JOB: Please give the listing again, word for word, with nothing left out.

AVAILABLE RECORDS:

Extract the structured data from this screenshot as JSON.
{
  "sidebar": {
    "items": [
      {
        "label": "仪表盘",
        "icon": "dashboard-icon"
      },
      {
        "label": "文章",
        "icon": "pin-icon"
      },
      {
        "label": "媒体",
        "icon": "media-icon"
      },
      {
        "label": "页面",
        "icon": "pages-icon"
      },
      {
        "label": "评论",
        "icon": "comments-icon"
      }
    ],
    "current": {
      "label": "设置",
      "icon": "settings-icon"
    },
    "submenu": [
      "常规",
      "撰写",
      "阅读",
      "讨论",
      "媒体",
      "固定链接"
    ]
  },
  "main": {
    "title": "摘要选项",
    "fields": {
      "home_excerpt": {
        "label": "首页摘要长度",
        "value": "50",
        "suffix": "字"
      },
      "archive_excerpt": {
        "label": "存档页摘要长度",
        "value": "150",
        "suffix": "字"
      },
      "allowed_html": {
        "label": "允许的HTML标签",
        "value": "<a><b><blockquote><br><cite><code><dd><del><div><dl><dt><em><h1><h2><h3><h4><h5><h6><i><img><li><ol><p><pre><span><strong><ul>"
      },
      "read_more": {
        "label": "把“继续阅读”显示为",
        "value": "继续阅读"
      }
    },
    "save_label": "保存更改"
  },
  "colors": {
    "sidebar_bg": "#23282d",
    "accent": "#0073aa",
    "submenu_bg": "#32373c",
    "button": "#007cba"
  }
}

FINAL ANSWER:
Extract the structured data from this screenshot as JSON.
{
  "sidebar": {
    "items": [
      {
        "label": "仪表盘",
        "icon": "dashboard-icon"
      },
      {
        "label": "文章",
        "icon": "pin-icon"
      },
      {
        "label": "媒体",
        "icon": "media-icon"
      },
      {
        "label": "页面",
        "icon": "pages-icon"
      },
      {
        "label": "评论",
        "icon": "comments-icon"
      }
    ],
    "current": {
      "label": "设置",
      "icon": "settings-icon"
    },
    "submenu": [
      "常规",
      "撰写",
      "阅读",
      "讨论",
      "媒体",
      "固定链接"
    ]
  },
  "main": {
    "title": "摘要选项",
    "fields": {
      "home_excerpt": {
        "label": "首页摘要长度",
        "value": "50",
        "suffix": "字"
      },
      "archive_excerpt": {
        "label": "存档页摘要长度",
        "value": "150",
        "suffix": "字"
      },
      "allowed_html": {
        "label": "允许的HTML标签",
        "value": "<a><b><blockquote><br><cite><code><dd><del><div><dl><dt><em><h1><h2><h3><h4><h5><h6><i><img><li><ol><p><pre><span><strong><ul>"
      },
      "read_more": {
        "label": "把“继续阅读”显示为",
        "value": "继续阅读"
      }
    },
    "save_label": "保存更改"
  },
  "colors": {
    "sidebar_bg": "#23282d",
    "accent": "#0073aa",
    "submenu_bg": "#32373c",
    "button": "#007cba"
  }
}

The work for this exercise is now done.